Excerpts from a layout annotation set
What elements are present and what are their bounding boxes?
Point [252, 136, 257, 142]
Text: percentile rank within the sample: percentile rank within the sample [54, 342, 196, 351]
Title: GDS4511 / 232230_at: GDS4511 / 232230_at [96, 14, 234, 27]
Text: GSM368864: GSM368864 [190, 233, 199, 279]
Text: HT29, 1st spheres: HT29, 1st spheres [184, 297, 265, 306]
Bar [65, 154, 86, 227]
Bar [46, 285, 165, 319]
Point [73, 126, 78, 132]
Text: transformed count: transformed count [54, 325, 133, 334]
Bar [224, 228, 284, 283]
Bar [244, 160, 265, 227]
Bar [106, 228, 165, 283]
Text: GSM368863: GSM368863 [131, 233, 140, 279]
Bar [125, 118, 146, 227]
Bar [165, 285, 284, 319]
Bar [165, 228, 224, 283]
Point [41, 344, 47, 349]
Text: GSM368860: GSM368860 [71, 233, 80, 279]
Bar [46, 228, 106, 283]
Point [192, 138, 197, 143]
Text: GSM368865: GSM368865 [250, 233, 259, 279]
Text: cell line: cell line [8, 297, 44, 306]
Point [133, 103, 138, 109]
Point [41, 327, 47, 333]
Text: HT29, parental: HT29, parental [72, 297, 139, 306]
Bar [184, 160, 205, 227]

...

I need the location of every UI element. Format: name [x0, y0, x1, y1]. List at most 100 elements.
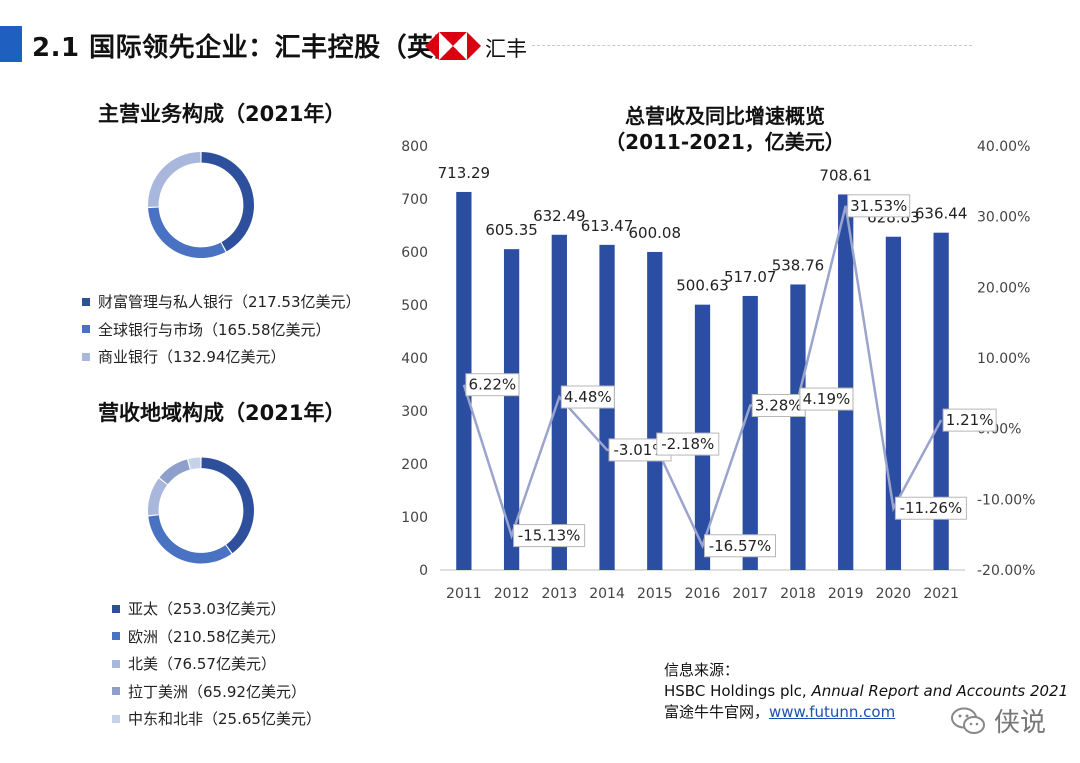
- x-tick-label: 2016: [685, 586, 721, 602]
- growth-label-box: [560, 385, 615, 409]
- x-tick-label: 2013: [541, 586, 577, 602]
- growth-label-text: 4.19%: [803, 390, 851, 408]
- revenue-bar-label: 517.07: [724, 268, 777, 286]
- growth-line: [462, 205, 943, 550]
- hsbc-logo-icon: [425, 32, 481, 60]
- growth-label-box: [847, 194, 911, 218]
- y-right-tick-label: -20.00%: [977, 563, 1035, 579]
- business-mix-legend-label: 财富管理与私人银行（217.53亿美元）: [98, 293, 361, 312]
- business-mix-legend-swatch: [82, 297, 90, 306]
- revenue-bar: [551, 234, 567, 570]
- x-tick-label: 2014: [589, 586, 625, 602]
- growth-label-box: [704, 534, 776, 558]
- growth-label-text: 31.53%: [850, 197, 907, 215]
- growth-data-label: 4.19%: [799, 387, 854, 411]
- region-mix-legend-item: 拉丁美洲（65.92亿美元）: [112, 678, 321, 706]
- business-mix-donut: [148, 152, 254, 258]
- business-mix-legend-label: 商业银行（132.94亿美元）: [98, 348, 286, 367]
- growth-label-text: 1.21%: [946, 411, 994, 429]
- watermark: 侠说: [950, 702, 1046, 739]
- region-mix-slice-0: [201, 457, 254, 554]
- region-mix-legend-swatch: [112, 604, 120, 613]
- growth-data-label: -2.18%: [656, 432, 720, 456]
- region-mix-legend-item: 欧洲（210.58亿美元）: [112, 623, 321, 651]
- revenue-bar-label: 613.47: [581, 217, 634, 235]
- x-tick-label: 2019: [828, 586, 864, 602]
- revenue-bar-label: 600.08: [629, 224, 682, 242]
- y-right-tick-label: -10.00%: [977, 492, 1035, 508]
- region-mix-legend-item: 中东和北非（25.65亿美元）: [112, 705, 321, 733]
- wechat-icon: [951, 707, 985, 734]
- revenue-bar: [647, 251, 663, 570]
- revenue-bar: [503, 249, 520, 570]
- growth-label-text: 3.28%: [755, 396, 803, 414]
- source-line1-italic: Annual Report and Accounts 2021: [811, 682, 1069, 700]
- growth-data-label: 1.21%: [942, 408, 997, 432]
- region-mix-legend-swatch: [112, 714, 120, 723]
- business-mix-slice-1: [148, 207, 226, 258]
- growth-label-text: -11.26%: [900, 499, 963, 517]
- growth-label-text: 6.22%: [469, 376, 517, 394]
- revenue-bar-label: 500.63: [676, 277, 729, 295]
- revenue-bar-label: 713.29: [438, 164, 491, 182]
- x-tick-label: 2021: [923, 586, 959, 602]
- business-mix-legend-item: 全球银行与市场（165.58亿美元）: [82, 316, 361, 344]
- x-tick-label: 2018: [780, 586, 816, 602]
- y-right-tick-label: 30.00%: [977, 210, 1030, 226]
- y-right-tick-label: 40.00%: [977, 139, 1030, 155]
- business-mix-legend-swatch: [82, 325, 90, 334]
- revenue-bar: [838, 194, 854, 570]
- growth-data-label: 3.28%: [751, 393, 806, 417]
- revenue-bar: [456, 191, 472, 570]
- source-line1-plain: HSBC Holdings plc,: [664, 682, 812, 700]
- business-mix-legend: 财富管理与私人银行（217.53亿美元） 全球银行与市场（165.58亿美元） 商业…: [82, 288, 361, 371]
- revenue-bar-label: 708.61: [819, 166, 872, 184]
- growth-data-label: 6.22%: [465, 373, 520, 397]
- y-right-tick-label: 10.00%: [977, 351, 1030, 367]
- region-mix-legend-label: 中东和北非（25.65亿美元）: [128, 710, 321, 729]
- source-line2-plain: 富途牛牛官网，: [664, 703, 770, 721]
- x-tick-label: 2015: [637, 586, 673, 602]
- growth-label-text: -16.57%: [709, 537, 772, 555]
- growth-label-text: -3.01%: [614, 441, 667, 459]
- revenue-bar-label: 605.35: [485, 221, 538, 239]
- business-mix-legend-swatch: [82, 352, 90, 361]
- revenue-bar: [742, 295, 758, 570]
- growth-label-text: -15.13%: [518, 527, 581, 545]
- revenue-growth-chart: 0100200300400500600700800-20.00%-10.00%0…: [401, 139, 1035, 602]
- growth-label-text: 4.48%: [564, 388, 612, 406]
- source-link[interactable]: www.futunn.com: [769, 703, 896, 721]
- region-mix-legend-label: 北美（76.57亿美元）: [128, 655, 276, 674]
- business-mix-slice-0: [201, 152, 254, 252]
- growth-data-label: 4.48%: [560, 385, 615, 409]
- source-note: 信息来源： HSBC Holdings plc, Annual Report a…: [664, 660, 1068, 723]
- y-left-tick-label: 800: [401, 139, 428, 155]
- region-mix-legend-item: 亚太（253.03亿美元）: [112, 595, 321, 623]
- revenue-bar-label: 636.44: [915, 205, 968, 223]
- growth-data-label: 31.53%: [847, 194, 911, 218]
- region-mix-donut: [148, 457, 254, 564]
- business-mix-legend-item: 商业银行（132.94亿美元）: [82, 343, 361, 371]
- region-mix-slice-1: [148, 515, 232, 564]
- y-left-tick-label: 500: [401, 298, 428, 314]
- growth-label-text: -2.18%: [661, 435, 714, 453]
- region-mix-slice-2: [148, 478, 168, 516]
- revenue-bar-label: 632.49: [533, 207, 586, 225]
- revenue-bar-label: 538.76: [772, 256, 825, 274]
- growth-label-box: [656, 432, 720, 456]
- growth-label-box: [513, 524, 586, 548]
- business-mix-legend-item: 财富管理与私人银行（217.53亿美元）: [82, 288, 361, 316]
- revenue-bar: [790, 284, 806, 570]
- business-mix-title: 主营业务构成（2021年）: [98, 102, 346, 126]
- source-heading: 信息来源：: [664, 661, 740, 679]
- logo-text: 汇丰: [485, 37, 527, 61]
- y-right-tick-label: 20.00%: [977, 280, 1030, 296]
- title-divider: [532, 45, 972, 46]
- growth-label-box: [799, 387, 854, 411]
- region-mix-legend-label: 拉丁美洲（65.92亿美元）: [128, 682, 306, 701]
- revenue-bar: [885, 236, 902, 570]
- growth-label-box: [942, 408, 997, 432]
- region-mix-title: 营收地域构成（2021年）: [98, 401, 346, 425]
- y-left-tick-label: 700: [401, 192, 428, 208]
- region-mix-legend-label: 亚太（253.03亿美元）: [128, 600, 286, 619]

...

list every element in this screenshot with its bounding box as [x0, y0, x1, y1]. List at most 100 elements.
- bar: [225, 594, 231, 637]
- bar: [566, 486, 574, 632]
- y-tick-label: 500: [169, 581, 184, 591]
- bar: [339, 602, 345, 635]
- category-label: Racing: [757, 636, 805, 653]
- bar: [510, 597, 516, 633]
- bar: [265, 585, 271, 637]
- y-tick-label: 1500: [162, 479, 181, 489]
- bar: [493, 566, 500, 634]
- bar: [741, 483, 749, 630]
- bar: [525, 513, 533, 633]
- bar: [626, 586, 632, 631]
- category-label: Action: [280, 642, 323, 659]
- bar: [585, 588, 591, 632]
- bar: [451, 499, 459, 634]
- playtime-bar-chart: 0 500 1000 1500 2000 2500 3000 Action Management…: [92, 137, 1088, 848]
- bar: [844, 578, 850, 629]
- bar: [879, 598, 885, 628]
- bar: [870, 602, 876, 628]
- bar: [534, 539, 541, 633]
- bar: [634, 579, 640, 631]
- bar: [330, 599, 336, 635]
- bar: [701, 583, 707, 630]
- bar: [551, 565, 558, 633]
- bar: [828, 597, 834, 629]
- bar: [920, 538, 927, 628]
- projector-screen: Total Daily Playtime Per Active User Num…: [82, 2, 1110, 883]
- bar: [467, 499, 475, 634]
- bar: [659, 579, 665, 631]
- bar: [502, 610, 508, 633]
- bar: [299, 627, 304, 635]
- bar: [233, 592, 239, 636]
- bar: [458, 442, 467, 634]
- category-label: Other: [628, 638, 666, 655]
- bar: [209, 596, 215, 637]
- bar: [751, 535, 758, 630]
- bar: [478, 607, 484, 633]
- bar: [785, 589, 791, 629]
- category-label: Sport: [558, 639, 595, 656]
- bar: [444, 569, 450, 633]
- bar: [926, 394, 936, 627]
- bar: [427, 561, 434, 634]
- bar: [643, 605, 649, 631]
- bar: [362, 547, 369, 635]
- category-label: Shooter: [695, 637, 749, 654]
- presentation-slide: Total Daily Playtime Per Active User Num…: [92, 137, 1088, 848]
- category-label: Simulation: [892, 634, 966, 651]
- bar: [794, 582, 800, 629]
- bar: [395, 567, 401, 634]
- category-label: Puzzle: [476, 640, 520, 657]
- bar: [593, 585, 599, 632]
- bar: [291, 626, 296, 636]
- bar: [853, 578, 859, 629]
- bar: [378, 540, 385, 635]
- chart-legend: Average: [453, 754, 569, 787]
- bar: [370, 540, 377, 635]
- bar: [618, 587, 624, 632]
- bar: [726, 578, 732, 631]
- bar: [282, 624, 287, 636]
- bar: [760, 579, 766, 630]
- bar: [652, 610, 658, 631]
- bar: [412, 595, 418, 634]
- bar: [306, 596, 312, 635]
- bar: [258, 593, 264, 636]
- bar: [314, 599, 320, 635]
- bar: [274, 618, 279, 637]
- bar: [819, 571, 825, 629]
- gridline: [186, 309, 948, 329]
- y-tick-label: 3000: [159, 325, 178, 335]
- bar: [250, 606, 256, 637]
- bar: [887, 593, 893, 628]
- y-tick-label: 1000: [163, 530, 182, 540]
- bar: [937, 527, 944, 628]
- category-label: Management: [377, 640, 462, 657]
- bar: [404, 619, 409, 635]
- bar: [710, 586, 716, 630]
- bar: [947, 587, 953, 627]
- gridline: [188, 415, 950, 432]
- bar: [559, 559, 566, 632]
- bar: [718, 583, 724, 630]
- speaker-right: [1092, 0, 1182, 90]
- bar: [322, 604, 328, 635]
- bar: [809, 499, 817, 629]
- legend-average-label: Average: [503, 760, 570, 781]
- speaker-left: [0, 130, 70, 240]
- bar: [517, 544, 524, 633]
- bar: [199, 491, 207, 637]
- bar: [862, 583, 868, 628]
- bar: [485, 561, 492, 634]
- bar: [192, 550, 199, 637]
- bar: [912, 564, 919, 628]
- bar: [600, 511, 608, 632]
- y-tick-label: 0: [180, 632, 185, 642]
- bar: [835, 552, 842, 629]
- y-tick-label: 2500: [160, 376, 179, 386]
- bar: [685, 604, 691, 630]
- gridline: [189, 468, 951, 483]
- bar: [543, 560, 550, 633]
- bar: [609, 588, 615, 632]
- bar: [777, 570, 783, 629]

> Problem
Change "Point" to "Marker" in the items from the line with "What elements are" up to and including the line with "Text: GSM368864: GSM368864", and give those lines again with nothing else altered.

> Expected output
What elements are present and what are their bounding boxes?
Marker [252, 136, 257, 142]
Text: percentile rank within the sample: percentile rank within the sample [54, 342, 196, 351]
Title: GDS4511 / 232230_at: GDS4511 / 232230_at [96, 14, 234, 27]
Text: GSM368864: GSM368864 [190, 233, 199, 279]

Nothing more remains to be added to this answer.